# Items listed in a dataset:
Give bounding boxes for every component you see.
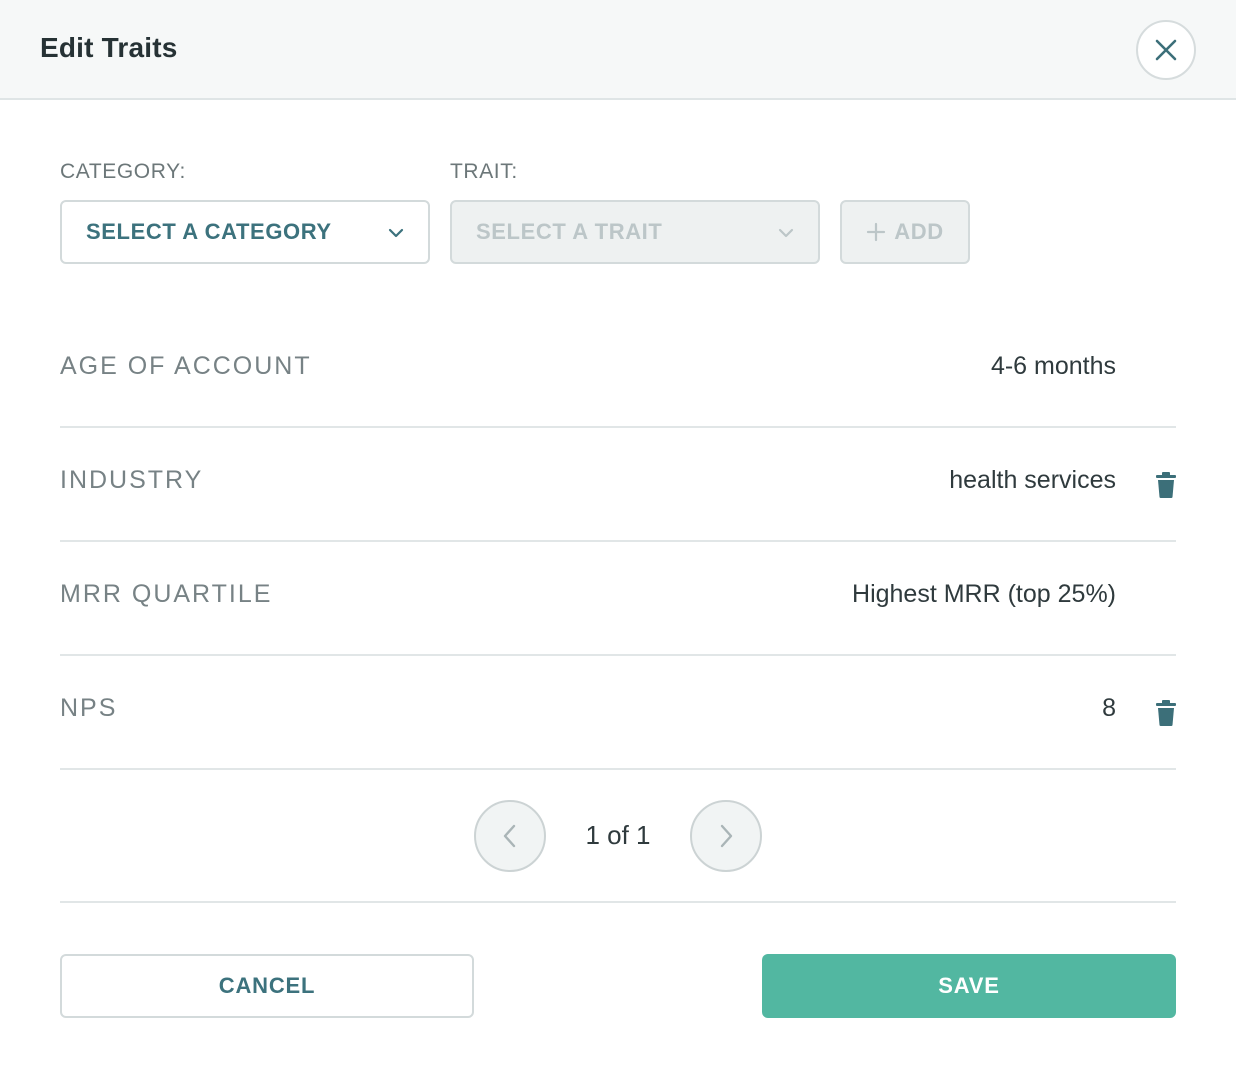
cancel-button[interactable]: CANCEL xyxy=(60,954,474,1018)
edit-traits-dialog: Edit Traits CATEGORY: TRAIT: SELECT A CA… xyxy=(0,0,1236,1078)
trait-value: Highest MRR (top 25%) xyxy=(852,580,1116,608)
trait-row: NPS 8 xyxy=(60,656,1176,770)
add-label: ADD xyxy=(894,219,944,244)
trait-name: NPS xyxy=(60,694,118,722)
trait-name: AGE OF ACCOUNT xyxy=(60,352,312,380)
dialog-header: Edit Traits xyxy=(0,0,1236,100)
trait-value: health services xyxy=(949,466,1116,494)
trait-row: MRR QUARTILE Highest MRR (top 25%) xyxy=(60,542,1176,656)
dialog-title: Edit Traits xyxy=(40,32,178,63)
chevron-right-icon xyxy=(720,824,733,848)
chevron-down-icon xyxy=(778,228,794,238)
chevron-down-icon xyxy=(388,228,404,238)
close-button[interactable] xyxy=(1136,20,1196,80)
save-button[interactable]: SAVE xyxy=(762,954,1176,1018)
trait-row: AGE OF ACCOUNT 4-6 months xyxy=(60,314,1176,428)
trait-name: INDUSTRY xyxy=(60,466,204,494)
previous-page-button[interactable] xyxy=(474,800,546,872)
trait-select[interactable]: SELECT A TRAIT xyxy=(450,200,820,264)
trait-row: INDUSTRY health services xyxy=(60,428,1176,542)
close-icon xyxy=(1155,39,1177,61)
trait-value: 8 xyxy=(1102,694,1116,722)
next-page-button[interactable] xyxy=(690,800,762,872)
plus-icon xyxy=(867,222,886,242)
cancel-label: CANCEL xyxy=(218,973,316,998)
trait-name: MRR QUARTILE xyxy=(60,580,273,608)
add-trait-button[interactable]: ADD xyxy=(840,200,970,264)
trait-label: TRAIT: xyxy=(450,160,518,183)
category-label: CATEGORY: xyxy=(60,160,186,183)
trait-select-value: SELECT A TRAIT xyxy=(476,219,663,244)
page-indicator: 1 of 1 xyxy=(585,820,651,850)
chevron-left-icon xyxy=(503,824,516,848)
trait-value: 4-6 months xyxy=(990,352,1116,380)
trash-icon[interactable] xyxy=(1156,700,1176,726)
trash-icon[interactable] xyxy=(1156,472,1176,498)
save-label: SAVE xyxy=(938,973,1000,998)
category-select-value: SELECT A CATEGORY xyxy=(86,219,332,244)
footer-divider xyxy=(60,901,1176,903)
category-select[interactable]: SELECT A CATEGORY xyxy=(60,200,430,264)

---

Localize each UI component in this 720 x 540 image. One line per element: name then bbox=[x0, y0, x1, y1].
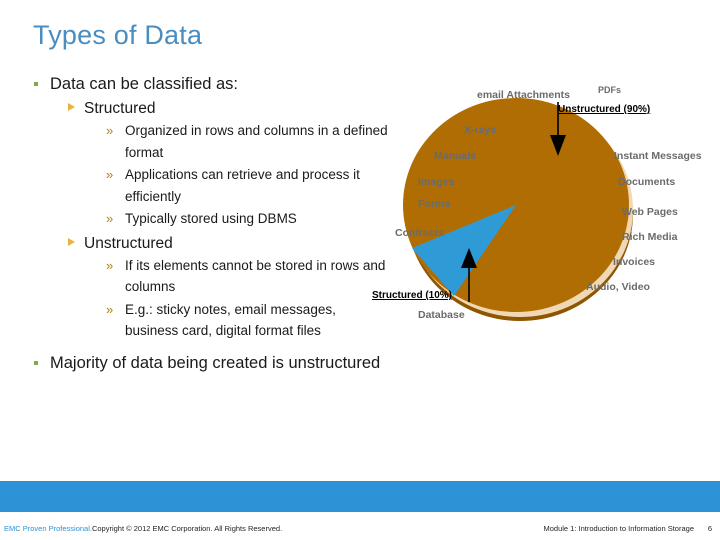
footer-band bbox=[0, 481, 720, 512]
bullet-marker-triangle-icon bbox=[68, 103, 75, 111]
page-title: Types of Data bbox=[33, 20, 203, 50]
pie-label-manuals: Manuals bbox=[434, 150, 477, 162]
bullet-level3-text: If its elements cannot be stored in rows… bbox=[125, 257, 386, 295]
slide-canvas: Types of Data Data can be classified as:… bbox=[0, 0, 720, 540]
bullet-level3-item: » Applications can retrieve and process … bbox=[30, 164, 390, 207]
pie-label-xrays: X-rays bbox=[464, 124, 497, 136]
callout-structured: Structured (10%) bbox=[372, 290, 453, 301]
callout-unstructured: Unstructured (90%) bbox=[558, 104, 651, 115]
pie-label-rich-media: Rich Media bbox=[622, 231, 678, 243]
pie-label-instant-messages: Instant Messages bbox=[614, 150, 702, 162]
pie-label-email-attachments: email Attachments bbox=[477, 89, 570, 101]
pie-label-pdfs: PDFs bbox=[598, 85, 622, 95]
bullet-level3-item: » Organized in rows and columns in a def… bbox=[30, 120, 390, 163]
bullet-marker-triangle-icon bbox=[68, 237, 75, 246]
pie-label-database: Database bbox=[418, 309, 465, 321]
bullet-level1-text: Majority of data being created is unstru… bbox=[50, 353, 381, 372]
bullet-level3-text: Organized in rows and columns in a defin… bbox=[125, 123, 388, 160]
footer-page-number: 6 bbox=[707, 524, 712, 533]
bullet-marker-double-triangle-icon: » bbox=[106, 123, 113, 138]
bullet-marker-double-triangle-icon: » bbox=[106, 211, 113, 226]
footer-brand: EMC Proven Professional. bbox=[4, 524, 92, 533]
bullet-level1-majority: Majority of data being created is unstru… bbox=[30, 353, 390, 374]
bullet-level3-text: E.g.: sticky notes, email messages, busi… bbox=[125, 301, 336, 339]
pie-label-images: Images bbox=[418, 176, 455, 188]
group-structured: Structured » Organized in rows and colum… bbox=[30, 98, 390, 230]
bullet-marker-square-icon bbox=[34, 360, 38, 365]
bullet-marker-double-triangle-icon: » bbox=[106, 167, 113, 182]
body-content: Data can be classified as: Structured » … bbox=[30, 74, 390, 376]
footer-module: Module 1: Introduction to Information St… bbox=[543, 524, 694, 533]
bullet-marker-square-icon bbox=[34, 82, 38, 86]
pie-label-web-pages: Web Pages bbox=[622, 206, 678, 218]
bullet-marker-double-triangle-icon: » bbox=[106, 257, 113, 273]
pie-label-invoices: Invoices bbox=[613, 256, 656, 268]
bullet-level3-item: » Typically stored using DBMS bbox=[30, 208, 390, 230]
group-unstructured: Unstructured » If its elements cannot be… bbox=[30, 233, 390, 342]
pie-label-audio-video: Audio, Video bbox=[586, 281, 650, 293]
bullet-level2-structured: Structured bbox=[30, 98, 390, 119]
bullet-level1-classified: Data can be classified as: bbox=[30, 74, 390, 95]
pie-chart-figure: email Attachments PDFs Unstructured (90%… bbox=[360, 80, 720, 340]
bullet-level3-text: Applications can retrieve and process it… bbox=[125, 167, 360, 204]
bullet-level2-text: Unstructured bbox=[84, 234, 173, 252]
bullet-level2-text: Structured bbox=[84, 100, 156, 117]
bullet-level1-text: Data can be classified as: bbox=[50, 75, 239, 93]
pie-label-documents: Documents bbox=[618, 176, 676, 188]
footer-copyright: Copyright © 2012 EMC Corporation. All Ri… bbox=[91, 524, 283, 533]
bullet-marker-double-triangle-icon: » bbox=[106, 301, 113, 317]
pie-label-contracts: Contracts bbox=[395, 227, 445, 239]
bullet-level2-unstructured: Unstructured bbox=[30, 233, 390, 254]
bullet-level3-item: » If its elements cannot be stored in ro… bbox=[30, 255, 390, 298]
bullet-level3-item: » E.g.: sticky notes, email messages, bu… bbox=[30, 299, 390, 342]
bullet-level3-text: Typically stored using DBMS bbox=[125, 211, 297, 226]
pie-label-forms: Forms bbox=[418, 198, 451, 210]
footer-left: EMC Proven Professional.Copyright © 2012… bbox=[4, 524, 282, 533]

# PROBLEM STATEMENT:
How many lines of the material above contain the word "process"? Reply with the number only.

# ANSWER TO THE PROBLEM:
2